(Data excerpts)

* start *

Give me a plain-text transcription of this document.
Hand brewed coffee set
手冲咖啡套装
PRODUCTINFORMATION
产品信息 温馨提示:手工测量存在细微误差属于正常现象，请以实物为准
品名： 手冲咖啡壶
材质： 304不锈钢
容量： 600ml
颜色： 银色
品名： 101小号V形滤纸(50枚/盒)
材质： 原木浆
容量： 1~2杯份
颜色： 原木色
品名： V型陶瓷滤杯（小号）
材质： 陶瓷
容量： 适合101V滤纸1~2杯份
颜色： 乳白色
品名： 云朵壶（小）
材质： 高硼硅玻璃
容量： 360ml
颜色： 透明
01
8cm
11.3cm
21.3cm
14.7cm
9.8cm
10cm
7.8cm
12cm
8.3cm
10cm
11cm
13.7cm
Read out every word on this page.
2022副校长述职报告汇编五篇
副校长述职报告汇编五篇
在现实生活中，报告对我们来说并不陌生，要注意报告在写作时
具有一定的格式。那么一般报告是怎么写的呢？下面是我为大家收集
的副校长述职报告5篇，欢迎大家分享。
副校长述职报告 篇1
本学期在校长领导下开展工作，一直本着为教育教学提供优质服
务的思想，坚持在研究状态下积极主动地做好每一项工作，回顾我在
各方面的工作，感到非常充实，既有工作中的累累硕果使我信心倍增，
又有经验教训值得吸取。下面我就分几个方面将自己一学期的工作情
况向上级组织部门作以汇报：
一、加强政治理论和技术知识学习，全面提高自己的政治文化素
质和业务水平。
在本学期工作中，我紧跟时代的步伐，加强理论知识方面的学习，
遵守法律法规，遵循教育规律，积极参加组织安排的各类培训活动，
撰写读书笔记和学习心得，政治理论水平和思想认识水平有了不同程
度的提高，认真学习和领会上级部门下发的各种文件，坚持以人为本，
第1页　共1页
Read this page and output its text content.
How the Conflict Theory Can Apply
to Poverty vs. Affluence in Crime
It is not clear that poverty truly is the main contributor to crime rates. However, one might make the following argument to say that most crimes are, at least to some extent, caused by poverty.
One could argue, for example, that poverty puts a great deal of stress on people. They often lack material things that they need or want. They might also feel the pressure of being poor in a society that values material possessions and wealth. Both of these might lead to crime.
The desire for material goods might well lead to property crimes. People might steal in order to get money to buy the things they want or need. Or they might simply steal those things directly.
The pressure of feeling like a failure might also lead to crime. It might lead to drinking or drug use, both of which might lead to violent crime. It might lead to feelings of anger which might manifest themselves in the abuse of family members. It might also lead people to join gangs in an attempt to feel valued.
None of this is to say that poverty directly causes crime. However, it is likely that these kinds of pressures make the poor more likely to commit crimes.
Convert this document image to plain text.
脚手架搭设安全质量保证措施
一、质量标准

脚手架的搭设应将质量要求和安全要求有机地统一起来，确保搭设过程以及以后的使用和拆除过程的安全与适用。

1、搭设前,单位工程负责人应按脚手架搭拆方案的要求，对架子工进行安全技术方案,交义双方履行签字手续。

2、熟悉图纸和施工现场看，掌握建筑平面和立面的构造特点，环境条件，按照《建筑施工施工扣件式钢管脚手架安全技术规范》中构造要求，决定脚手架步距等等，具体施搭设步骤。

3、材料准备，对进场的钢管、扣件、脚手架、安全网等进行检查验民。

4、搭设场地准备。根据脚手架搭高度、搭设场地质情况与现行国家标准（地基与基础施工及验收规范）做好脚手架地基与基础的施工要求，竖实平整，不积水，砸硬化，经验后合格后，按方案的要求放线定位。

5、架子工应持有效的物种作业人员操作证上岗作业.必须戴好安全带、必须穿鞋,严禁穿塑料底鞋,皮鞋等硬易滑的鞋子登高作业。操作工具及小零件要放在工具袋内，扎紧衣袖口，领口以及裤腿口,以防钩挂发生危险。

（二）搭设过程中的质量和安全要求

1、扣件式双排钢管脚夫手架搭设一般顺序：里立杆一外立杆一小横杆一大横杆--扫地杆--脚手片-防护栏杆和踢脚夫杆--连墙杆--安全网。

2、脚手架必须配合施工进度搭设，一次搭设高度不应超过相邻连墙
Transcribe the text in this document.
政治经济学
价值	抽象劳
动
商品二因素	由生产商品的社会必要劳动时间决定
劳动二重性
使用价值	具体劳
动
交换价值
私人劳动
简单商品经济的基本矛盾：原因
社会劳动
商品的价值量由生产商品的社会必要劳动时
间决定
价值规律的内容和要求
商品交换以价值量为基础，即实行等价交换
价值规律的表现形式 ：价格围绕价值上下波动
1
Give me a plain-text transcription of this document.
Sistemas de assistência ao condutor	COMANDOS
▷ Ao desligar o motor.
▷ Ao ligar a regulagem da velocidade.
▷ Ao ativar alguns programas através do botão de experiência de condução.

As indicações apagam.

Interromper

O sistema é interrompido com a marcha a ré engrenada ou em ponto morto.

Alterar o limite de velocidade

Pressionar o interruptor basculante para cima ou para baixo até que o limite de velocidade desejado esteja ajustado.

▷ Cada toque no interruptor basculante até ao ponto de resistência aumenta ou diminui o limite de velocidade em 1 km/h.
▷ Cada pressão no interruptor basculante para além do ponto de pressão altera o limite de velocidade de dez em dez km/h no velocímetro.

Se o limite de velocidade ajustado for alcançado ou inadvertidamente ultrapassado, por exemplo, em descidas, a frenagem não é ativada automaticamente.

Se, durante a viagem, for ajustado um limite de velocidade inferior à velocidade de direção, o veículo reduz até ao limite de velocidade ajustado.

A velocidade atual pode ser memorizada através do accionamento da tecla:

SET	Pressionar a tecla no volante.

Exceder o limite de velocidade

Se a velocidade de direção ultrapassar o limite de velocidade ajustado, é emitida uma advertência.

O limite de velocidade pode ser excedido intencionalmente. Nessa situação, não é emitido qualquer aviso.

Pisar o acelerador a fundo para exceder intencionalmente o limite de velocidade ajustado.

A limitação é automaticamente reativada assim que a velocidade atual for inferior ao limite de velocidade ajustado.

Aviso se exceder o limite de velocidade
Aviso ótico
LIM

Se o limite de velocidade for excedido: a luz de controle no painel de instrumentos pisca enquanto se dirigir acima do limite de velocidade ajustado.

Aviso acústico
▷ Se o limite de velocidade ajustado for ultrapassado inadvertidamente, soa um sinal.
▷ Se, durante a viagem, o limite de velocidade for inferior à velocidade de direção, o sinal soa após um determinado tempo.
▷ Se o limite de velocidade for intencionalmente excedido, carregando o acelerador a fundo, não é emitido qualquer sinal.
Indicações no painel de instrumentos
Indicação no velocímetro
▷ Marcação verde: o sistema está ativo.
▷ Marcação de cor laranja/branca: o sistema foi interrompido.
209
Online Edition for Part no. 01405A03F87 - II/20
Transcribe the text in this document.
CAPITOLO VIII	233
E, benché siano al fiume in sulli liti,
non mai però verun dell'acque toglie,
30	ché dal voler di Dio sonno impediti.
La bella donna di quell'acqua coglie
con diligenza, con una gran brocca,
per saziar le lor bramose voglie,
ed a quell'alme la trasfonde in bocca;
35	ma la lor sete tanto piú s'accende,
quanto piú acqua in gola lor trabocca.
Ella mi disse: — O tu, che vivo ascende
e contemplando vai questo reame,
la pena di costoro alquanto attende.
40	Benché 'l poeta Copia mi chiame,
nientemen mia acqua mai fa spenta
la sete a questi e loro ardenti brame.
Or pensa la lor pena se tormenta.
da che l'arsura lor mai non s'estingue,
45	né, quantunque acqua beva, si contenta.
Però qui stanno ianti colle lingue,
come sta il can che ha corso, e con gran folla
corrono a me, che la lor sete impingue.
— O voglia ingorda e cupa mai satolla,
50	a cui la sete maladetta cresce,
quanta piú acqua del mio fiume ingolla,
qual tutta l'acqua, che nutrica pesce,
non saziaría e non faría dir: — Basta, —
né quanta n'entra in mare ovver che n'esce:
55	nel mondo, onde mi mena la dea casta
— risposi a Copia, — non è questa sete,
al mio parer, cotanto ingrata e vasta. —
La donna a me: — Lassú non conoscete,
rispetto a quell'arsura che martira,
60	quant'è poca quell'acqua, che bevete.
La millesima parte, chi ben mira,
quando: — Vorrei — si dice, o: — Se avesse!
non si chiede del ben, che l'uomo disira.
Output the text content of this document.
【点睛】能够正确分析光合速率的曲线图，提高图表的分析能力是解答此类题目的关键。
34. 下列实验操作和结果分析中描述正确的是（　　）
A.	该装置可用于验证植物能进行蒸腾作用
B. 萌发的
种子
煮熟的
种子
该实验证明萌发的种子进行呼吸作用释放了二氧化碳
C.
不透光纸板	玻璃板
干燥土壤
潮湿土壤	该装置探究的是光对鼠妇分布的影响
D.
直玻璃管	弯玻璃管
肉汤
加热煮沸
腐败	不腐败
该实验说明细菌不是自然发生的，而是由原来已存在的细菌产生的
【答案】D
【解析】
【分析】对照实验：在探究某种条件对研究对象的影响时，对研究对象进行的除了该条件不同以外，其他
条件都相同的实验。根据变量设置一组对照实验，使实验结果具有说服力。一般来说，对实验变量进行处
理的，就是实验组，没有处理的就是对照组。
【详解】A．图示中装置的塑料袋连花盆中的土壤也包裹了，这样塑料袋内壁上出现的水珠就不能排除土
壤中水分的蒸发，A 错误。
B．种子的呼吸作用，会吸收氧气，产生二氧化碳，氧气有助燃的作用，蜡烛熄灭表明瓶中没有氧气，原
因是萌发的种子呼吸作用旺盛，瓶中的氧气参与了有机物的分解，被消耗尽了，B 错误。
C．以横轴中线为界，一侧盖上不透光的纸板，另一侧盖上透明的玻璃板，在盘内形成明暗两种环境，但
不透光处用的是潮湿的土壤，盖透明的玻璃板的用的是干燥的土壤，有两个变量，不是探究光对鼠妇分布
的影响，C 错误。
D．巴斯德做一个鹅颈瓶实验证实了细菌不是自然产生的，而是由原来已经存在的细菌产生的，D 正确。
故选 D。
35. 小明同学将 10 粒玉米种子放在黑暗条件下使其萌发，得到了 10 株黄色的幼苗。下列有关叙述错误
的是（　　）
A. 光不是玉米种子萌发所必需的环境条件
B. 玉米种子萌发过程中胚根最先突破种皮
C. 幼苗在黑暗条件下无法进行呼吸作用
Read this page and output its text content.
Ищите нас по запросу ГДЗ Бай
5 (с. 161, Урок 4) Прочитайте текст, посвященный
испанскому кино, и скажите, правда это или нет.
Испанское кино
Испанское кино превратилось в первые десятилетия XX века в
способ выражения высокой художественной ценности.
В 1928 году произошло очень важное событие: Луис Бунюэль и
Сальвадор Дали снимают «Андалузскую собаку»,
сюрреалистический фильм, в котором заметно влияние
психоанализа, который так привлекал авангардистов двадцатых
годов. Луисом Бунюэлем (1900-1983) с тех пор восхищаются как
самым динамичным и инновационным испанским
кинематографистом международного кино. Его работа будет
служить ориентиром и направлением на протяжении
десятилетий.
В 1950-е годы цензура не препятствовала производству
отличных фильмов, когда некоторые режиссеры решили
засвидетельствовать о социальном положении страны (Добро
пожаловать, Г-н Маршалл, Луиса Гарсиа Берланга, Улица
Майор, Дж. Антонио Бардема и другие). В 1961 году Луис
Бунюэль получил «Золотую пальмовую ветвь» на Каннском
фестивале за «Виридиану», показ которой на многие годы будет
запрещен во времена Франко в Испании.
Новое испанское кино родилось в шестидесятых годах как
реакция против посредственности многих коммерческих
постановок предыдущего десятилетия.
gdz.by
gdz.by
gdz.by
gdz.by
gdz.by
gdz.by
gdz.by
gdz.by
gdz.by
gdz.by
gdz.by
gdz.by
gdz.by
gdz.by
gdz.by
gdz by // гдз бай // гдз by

* end *

WRITTEN REQUEST: Look through the entries above; copy each line where the string "want" appears.

EXPECTED OUTPUT:
One could argue, for example, that poverty puts a great deal of stress on people. They often lack material things that they need or want. They might also feel the pressure of being poor in a society that values material possessions and wealth. Both of these might lead to crime.
The desire for material goods might well lead to property crimes. People might steal in order to get money to buy the things they want or need. Or they might simply steal those things directly.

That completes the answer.